▼

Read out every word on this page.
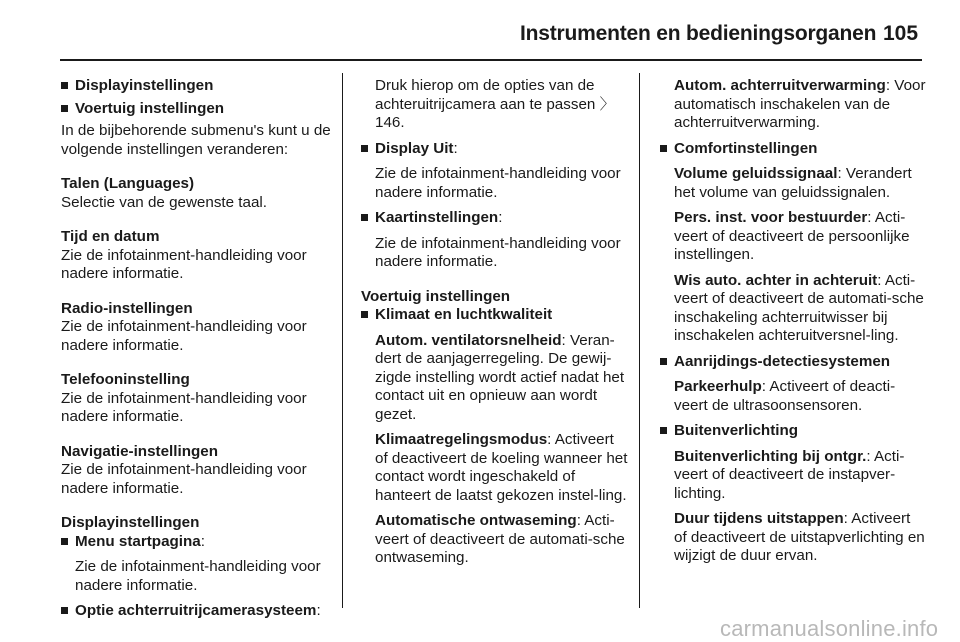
Instrumenten en bedieningsorganen 105

Displayinstellingen

Voertuig instellingen

In de bijbehorende submenu's kunt u de volgende instellingen veranderen:

Talen (Languages)

Selectie van de gewenste taal.

Tijd en datum

Zie de infotainment-handleiding voor nadere informatie.

Radio-instellingen

Zie de infotainment-handleiding voor nadere informatie.

Telefooninstelling

Zie de infotainment-handleiding voor nadere informatie.

Navigatie-instellingen

Zie de infotainment-handleiding voor nadere informatie.

Displayinstellingen

Menu startpagina:

Zie de infotainment-handleiding voor nadere informatie.

Optie achterruitrijcamerasysteem:

Druk hierop om de opties van de achteruitrijcamera aan te passen 〉 146.

Display Uit:

Zie de infotainment-handleiding voor nadere informatie.

Kaartinstellingen:

Zie de infotainment-handleiding voor nadere informatie.

Voertuig instellingen

Klimaat en luchtkwaliteit

Autom. ventilatorsnelheid: Veran-dert de aanjagerregeling. De gewij-zigde instelling wordt actief nadat het contact uit en opnieuw aan wordt gezet.

Klimaatregelingsmodus: Activeert of deactiveert de koeling wanneer het contact wordt ingeschakeld of hanteert de laatst gekozen instel-ling.

Automatische ontwaseming: Acti-veert of deactiveert de automati-sche ontwaseming.

Autom. achterruitverwarming: Voor automatisch inschakelen van de achterruitverwarming.

Comfortinstellingen

Volume geluidssignaal: Verandert het volume van geluidssignalen.

Pers. inst. voor bestuurder: Acti-veert of deactiveert de persoonlijke instellingen.

Wis auto. achter in achteruit: Acti-veert of deactiveert de automati-sche inschakeling achterruitwisser bij inschakelen achteruitversnel-ling.

Aanrijdings-detectiesystemen

Parkeerhulp: Activeert of deacti-veert de ultrasoonsensoren.

Buitenverlichting

Buitenverlichting bij ontgr.: Acti-veert of deactiveert de instapver-lichting.

Duur tijdens uitstappen: Activeert of deactiveert de uitstapverlichting en wijzigt de duur ervan.

carmanualsonline.info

▲

PROBLEM TO WORK ON: Copy all lines from the data that hold the word "Buitenverlichting".

ANSWER TO THE EXERCISE:
Buitenverlichting
Buitenverlichting bij ontgr.: Acti-veert of deactiveert de instapver-lichting.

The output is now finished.